THE PROBLEM |
Reproduce every line in the listing that contains the word "name".

Records that describe figures
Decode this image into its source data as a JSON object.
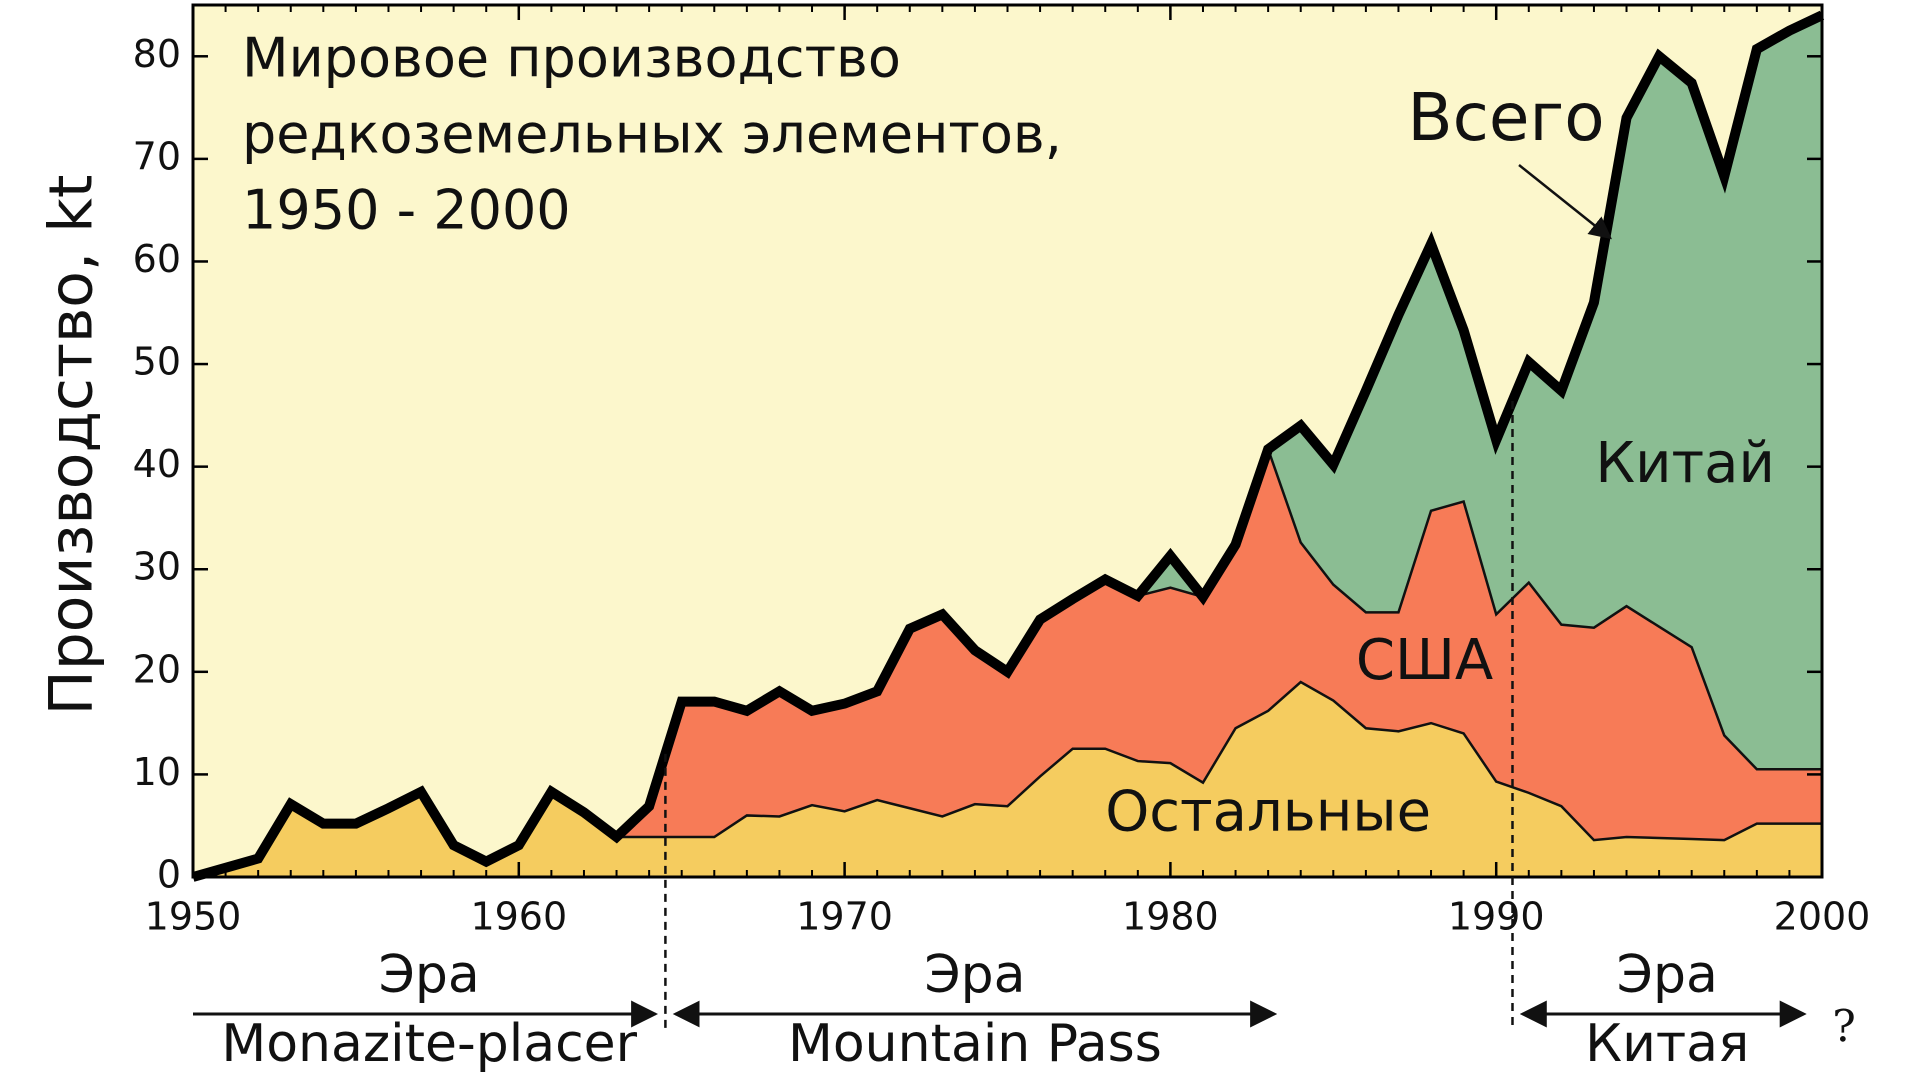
{
  "chart_data": {
    "type": "stacked_area",
    "title": [
      "Мировое производство",
      "редкоземельных элементов,",
      "1950 - 2000"
    ],
    "y_label": "Производство, kt",
    "x": [
      1950,
      1951,
      1952,
      1953,
      1954,
      1955,
      1956,
      1957,
      1958,
      1959,
      1960,
      1961,
      1962,
      1963,
      1964,
      1965,
      1966,
      1967,
      1968,
      1969,
      1970,
      1971,
      1972,
      1973,
      1974,
      1975,
      1976,
      1977,
      1978,
      1979,
      1980,
      1981,
      1982,
      1983,
      1984,
      1985,
      1986,
      1987,
      1988,
      1989,
      1990,
      1991,
      1992,
      1993,
      1994,
      1995,
      1996,
      1997,
      1998,
      1999,
      2000
    ],
    "series": [
      {
        "name": "Остальные",
        "color": "#f5cc5f",
        "values": [
          0,
          0.9,
          1.8,
          7.1,
          5.2,
          5.2,
          6.7,
          8.3,
          3.1,
          1.5,
          3.1,
          8.3,
          6.3,
          3.9,
          3.9,
          3.9,
          3.9,
          6.0,
          5.9,
          7.0,
          6.4,
          7.5,
          6.7,
          5.9,
          7.1,
          6.9,
          9.8,
          12.5,
          12.5,
          11.3,
          11.1,
          9.2,
          14.5,
          16.2,
          19.0,
          17.2,
          14.5,
          14.2,
          15.0,
          14.0,
          9.3,
          8.2,
          6.9,
          3.6,
          3.9,
          3.8,
          3.7,
          3.6,
          5.2,
          5.2,
          5.2
        ]
      },
      {
        "name": "США",
        "color": "#f77b57",
        "values": [
          0,
          0,
          0,
          0,
          0,
          0,
          0,
          0,
          0,
          0,
          0,
          0,
          0,
          0,
          3.0,
          13.2,
          13.2,
          10.2,
          12.2,
          9.2,
          10.5,
          10.6,
          17.5,
          19.7,
          15.0,
          13.1,
          15.3,
          14.6,
          16.5,
          16.1,
          17.1,
          18.1,
          17.9,
          25.5,
          13.6,
          11.3,
          11.3,
          11.6,
          20.7,
          22.6,
          16.3,
          20.5,
          17.7,
          20.7,
          22.5,
          20.6,
          18.7,
          10.2,
          5.3,
          5.3,
          5.3
        ]
      },
      {
        "name": "Китай",
        "color": "#8bbd93",
        "values": [
          0,
          0,
          0,
          0,
          0,
          0,
          0,
          0,
          0,
          0,
          0,
          0,
          0,
          0,
          0,
          0,
          0,
          0,
          0,
          0,
          0,
          0,
          0,
          0,
          0,
          0,
          0,
          0,
          0,
          0,
          3.1,
          0,
          0,
          0,
          11.4,
          11.7,
          21.6,
          29.0,
          26.0,
          16.7,
          17.0,
          21.5,
          22.8,
          31.7,
          47.6,
          55.6,
          55.0,
          54.5,
          70.2,
          72.0,
          73.5
        ]
      }
    ],
    "total_label": "Всего",
    "eras": [
      {
        "title": "Эра",
        "name": "Monazite-placer",
        "start": 1950,
        "end": 1964.5
      },
      {
        "title": "Эра",
        "name": "Mountain Pass",
        "start": 1964.5,
        "end": 1983.5
      },
      {
        "title": "Эра",
        "name": "Китая",
        "start": 1990.5,
        "end": 2000
      }
    ],
    "era_note": "?",
    "xlim": [
      1950,
      2000
    ],
    "xticks": [
      1950,
      1960,
      1970,
      1980,
      1990,
      2000
    ],
    "ylim": [
      0,
      85
    ],
    "yticks": [
      0,
      10,
      20,
      30,
      40,
      50,
      60,
      70,
      80
    ],
    "background": "#fcf7cc"
  }
}
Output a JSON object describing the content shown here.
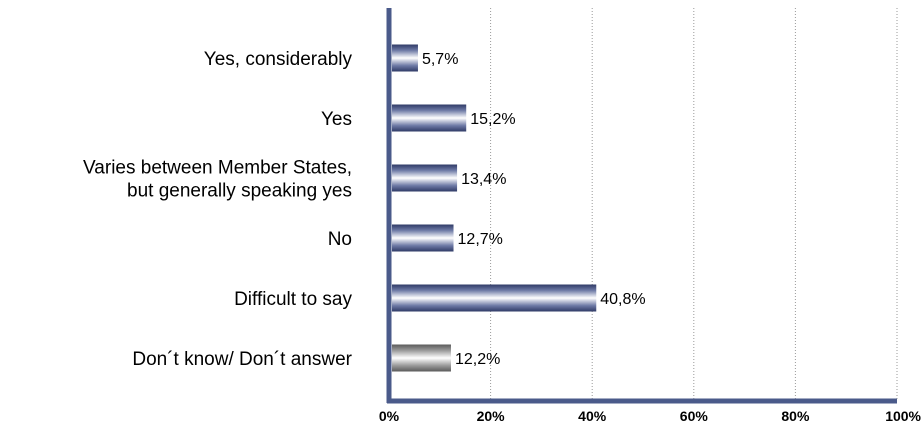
{
  "chart_data": {
    "type": "bar",
    "orientation": "horizontal",
    "title": "",
    "xlabel": "",
    "ylabel": "",
    "categories": [
      [
        "Yes, considerably"
      ],
      [
        "Yes"
      ],
      [
        "Varies between Member States,",
        "but generally speaking yes"
      ],
      [
        "No"
      ],
      [
        "Difficult to say"
      ],
      [
        "Don´t know/ Don´t answer"
      ]
    ],
    "values": [
      5.7,
      15.2,
      13.4,
      12.7,
      40.8,
      12.2
    ],
    "value_labels": [
      "5,7%",
      "15,2%",
      "13,4%",
      "12,7%",
      "40,8%",
      "12,2%"
    ],
    "bar_colors": [
      "#3b4a7a",
      "#3b4a7a",
      "#3b4a7a",
      "#3b4a7a",
      "#3b4a7a",
      "#7a7a7a"
    ],
    "xlim": [
      0,
      100
    ],
    "x_ticks": [
      0,
      20,
      40,
      60,
      80,
      100
    ],
    "x_tick_labels": [
      "0%",
      "20%",
      "40%",
      "60%",
      "80%",
      "100%"
    ],
    "grid": "vertical dotted",
    "axis_color": "#4a5a8a"
  }
}
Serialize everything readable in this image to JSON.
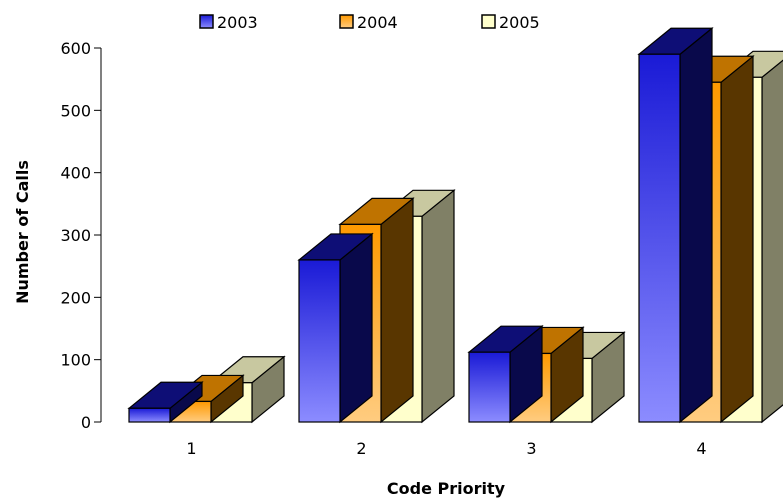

FULL SOLUTION |
        "name": "Остальные",
        "name": "США",
        "name": "Китай",
        "name": "Monazite-placer",
        "name": "Mountain Pass",
        "name": "Китая",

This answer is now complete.